§ **Extrait du texte**:
----------------------------------------

Le Cabaret Vert

Bon, et bien décidément ce n'est pas aujourd'hui que je vais vous présenter LE mauvais ouvrage de chez Nuit d'Avril... Je ne crois même pas qu'il y en ait un à l'heure actuelle (ou du moins il se cache bien, le bougre) et ce que je peux vous dire aujourd'hui, c'est que le Cabaret Vert d'Estelle Valls de Gomis est très certainement l'un de mes préférés...
A tous les amoureux de décadence et de délicieux tourments, de dandies paresseusement étendus sur leurs sofa de velours et d'absinthe, de créatures mythologiques emportées par les affres du tourment et du désir et surtout de beaux éphèbes aux penchants vampiriques, je ne dirais qu'une seule chose : ce livre est fait pour vous. Et aux autres, Estelle Valls de Gomis vous les fera aimer, je ne peux absolument pas douter de ce point.

Grande amatrice du XIXème siècle ainsi que de ses grand maîtres et éminente spécialiste es-vampires, notre auteure s'est immergée pour notre plus grand plaisir dans la culture décadente et dans l'ambiance ourlée et feutrée des boudoirs, des fumeries ou des salons de la grande époque. Elle trempe sa plume dans l'absinthe enivrante et dans le sang de ses victimes, elle pare d'or et de rubis les grandes figures de la mythologie, telles Prométhée, Ulysse, Aphrodite et Poséidon pour ne citer qu'eux, et sublime leurs destins d'un agréable parfum d'horreur, de luxure et de débauches toutes décadentes. Elle se joue des mythes et des archétypes et fait alterner la moiteur des eaux grecques avec le baroque d'un intérieur galant où se pâment de jeunes dandies en mal d'amour et de gloire. Mais toujours ou presque, c'est l'ombre du vampire, de l'oupire, de la lamie, qui plane sur ces textes à la couleur de la fée verte.

----------------------------------------

§ **Données fournies**:

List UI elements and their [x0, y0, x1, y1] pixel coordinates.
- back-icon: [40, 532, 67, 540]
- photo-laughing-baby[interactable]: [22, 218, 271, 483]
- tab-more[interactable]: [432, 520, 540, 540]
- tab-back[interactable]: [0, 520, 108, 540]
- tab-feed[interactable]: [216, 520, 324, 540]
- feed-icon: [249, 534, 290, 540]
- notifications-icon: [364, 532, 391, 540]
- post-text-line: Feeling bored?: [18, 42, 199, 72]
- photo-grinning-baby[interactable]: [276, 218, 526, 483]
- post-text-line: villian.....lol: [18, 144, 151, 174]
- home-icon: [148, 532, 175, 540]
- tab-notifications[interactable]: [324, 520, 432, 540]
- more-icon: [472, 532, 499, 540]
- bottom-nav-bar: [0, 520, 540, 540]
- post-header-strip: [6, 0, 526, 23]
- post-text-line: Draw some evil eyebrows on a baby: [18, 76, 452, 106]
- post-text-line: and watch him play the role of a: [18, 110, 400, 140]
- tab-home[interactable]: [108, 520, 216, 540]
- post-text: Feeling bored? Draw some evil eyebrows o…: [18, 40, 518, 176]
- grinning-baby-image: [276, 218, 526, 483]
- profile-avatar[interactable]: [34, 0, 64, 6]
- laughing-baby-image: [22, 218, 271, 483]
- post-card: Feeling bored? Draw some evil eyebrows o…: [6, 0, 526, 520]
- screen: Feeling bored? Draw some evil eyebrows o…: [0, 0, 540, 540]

----------------------------------------

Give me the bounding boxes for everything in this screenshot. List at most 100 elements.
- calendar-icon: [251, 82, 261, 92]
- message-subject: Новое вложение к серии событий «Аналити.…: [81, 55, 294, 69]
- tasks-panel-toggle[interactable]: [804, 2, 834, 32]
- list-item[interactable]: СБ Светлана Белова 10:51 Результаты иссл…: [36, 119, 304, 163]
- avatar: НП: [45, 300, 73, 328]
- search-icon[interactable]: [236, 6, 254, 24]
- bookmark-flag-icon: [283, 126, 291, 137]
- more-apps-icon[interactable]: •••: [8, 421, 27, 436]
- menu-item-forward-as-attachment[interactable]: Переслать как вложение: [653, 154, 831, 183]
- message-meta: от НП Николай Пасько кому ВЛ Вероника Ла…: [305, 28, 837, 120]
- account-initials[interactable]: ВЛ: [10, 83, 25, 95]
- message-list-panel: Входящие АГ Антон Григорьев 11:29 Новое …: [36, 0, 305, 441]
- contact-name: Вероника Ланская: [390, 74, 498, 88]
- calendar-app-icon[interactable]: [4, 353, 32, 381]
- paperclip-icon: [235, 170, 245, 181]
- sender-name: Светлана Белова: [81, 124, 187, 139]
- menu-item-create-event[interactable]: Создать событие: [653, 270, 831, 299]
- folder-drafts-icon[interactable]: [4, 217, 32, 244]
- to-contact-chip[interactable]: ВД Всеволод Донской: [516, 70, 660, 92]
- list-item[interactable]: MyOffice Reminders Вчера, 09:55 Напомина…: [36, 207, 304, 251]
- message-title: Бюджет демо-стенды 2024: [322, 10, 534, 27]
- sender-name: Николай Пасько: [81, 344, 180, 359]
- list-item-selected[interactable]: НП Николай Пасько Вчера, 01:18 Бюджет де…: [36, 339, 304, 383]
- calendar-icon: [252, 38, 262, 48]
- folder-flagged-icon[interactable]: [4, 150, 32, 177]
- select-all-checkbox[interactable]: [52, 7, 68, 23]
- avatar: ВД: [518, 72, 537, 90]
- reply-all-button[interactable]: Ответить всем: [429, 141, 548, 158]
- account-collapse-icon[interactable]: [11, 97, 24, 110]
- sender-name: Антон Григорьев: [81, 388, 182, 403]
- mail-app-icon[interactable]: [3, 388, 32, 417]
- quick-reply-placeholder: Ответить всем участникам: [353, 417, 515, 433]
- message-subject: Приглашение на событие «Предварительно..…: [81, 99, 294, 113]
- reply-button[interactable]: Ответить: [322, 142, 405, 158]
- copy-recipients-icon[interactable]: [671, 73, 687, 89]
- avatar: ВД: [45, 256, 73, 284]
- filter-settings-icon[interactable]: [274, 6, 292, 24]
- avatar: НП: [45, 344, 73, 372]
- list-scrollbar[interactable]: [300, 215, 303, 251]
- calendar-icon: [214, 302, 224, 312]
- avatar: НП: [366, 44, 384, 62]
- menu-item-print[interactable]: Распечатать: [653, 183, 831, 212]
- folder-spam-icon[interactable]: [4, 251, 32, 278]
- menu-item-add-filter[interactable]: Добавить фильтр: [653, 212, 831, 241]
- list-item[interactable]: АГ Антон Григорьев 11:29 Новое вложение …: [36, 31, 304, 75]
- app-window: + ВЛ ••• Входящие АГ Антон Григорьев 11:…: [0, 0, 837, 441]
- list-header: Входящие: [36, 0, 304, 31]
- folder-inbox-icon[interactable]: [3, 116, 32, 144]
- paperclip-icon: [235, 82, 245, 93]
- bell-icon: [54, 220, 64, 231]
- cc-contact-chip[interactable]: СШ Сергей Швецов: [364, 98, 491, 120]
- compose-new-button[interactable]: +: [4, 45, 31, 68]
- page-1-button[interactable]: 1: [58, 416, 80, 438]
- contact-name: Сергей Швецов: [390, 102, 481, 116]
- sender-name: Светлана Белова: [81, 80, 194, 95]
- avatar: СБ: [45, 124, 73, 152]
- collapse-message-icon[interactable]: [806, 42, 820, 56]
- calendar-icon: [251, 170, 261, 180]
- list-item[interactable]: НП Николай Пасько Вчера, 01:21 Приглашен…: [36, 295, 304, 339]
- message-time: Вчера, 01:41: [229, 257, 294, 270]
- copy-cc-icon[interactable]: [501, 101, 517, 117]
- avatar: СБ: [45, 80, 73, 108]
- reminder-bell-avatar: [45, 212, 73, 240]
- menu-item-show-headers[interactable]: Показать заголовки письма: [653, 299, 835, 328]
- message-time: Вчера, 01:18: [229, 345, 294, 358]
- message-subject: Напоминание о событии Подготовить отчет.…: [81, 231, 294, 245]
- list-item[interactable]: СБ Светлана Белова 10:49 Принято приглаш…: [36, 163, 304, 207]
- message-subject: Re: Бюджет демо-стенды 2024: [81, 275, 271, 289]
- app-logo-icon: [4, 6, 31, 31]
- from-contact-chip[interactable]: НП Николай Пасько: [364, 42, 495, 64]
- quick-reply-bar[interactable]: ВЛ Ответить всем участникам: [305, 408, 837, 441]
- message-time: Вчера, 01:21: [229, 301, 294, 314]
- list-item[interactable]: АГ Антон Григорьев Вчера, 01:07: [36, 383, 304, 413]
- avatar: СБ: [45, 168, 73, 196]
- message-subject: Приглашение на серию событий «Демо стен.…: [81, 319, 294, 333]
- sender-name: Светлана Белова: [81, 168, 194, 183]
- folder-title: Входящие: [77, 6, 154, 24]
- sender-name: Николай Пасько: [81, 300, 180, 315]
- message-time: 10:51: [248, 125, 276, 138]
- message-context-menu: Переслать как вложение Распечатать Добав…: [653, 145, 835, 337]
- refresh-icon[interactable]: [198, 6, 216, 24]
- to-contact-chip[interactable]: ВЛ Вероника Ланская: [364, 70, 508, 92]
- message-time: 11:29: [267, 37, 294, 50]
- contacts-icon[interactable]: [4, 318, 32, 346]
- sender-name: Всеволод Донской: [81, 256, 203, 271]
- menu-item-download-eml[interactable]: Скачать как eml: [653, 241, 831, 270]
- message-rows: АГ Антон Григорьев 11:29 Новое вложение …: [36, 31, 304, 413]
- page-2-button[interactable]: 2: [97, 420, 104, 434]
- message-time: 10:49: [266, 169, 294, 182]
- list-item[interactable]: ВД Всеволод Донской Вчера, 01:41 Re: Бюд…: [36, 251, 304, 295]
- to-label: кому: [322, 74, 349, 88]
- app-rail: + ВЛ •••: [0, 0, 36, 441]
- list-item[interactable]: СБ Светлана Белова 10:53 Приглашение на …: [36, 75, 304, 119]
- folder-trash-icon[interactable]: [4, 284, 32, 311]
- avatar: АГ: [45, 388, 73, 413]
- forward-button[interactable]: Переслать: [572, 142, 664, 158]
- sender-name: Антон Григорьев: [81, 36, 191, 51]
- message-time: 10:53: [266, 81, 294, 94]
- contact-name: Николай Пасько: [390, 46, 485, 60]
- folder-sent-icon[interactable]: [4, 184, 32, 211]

----------------------------------------

§ **Consigne 1**: Dans la critique du Cabaret Vert, quelles figures de la mythologie sont nommées comme parées d'or et de rubis ?
§ **Consigne 2**: Reprenez la critique du Cabaret Vert à la suite de sa dernière phrase et poursuivez-la.

§ **Réponse 1**: Prométhée, Ulysse, Aphrodite et Poséidon.

§ **Réponse 2**:
La thématique du vampirisme est omniprésente et en véritable maîtresse de cérémonie, Estelle Valls de Gomis orchestre ses apparitions dans un véritable crescendo d'horreur, de souffrance, d'abandon et de jouissance. Le vampire saura se faire tendre et romantique à son heure, mais aussi jouisseur et avide de libertines offertes, tueur de mendiants ou créateur d'oeuvres artistiques dépassant le concevable. Du démiurge en souffrance à la créature sans scrupule jouant de ses charmes pour conquérir ses victimes, c'est tout un florilège de personnages plus attirants les uns que les autres que l'auteure nous dépeint de sa plume inspirée et délicieusement décalée. A la fois Louis d'Anne Rice, Carmilla de Le Fanu et Dracula de Stocker, les multiples facettes de la créature s'offrent à nos yeux et s'interchangent sans fin dans un véritable ballet de débauches et de déchirements de l'âme.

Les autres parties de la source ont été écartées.